◆ Exercise brief ◆
From the records below, pull each line that has "filmowcy".

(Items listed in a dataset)
⁂

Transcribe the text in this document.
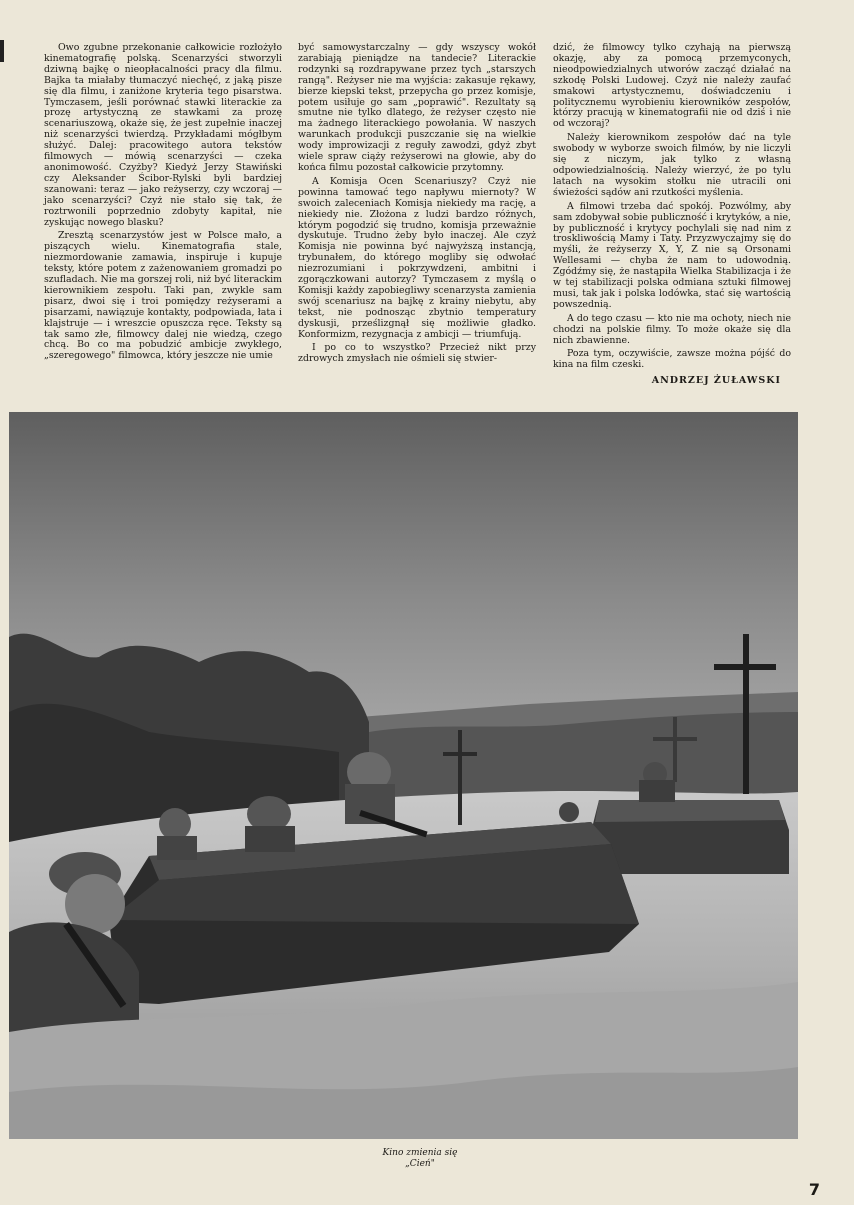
Owo zgubne przekonanie całkowicie rozłożyło kinematografię polską. Scenarzyści stworzyli dziwną bajkę o nieopłacalności pracy dla filmu. Bajka ta miałaby tłumaczyć niechęć, z jaką pisze się dla filmu, i zaniżone kryteria tego pisarstwa. Tymczasem, jeśli porównać stawki literackie za prozę artystyczną ze stawkami za prozę scenariuszową, okaże się, że jest zupełnie inaczej niż scenarzyści twierdzą. Przykładami mógłbym służyć. Dalej: pracowitego autora tekstów filmowych — mówią scenarzyści — czeka anonimowość. Czyżby? Kiedyż Jerzy Stawiński czy Aleksander Ścibor-Rylski byli bardziej szanowani: teraz — jako reżyserzy, czy wczoraj — jako scenarzyści? Czyż nie stało się tak, że roztrwonili poprzednio zdobyty kapitał, nie zyskując nowego blasku?

Zresztą scenarzystów jest w Polsce mało, a piszących wielu. Kinematografia stale, niezmordowanie zamawia, inspiruje i kupuje teksty, które potem z zażenowaniem gromadzi po szufladach. Nie ma gorszej roli, niż być literackim kierownikiem zespołu. Taki pan, zwykle sam pisarz, dwoi się i troi pomiędzy reżyserami a pisarzami, nawiązuje kontakty, podpowiada, łata i klajstruje — i wreszcie opuszcza ręce. Teksty są tak samo złe, filmowcy dalej nie wiedzą, czego chcą. Bo co ma pobudzić ambicje zwykłego, „szeregowego" filmowca, który jeszcze nie umie

być samowystarczalny — gdy wszyscy wokół zarabiają pieniądze na tandecie? Literackie rodzynki są rozdrapywane przez tych „starszych rangą". Reżyser nie ma wyjścia: zakasuje rękawy, bierze kiepski tekst, przepycha go przez komisje, potem usiłuje go sam „poprawić". Rezultaty są smutne nie tylko dlatego, że reżyser często nie ma żadnego literackiego powołania. W naszych warunkach produkcji puszczanie się na wielkie wody improwizacji z reguły zawodzi, gdyż zbyt wiele spraw ciąży reżyserowi na głowie, aby do końca filmu pozostał całkowicie przytomny.

A Komisja Ocen Scenariuszy? Czyż nie powinna tamować tego napływu miernoty? W swoich zaleceniach Komisja niekiedy ma rację, a niekiedy nie. Złożona z ludzi bardzo różnych, którym pogodzić się trudno, komisja przeważnie dyskutuje. Trudno żeby było inaczej. Ale czyż Komisja nie powinna być najwyższą instancją, trybunałem, do którego mogliby się odwołać niezrozumiani i pokrzywdzeni, ambitni i zgorączkowani autorzy? Tymczasem z myślą o Komisji każdy zapobiegliwy scenarzysta zamienia swój scenariusz na bajkę z krainy niebytu, aby tekst, nie podnosząc zbytnio temperatury dyskusji, prześlizgnął się możliwie gładko. Konformizm, rezygnacja z ambicji — triumfują.

I po co to wszystko? Przecież nikt przy zdrowych zmysłach nie ośmieli się stwier-

dzić, że filmowcy tylko czyhają na pierwszą okazję, aby za pomocą przemyconych, nieodpowiedzialnych utworów zacząć działać na szkodę Polski Ludowej. Czyż nie należy zaufać smakowi artystycznemu, doświadczeniu i politycznemu wyrobieniu kierowników zespołów, którzy pracują w kinematografii nie od dziś i nie od wczoraj?

Należy kierownikom zespołów dać na tyle swobody w wyborze swoich filmów, by nie liczyli się z niczym, jak tylko z własną odpowiedzialnością. Należy wierzyć, że po tylu latach na wysokim stołku nie utracili oni świeżości sądów ani rzutkości myślenia.

A filmowi trzeba dać spokój. Pozwólmy, aby sam zdobywał sobie publiczność i krytyków, a nie, by publiczność i krytycy pochylali się nad nim z troskliwością Mamy i Taty. Przyzwyczajmy się do myśli, że reżyserzy X, Y, Z nie są Orsonami Wellesami — chyba że nam to udowodnią. Zgódźmy się, że nastąpiła Wielka Stabilizacja i że w tej stabilizacji polska odmiana sztuki filmowej musi, tak jak i polska lodówka, stać się wartością powszednią.

A do tego czasu — kto nie ma ochoty, niech nie chodzi na polskie filmy. To może okaże się dla nich zbawienne.

Poza tym, oczywiście, zawsze można pójść do kina na film czeski.

ANDRZEJ ŻUŁAWSKI
Kino zmienia się
„Cień"
7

⁂

◆ Solution ◆
Zresztą scenarzystów jest w Polsce mało, a piszących wielu. Kinematografia stale, niezmordowanie zamawia, inspiruje i kupuje teksty, które potem z zażenowaniem gromadzi po szufladach. Nie ma gorszej roli, niż być literackim kierownikiem zespołu. Taki pan, zwykle sam pisarz, dwoi się i troi pomiędzy reżyserami a pisarzami, nawiązuje kontakty, podpowiada, łata i klajstruje — i wreszcie opuszcza ręce. Teksty są tak samo złe, filmowcy dalej nie wiedzą, czego chcą. Bo co ma pobudzić ambicje zwykłego, „szeregowego" filmowca, który jeszcze nie umie
dzić, że filmowcy tylko czyhają na pierwszą okazję, aby za pomocą przemyconych, nieodpowiedzialnych utworów zacząć działać na szkodę Polski Ludowej. Czyż nie należy zaufać smakowi artystycznemu, doświadczeniu i politycznemu wyrobieniu kierowników zespołów, którzy pracują w kinematografii nie od dziś i nie od wczoraj?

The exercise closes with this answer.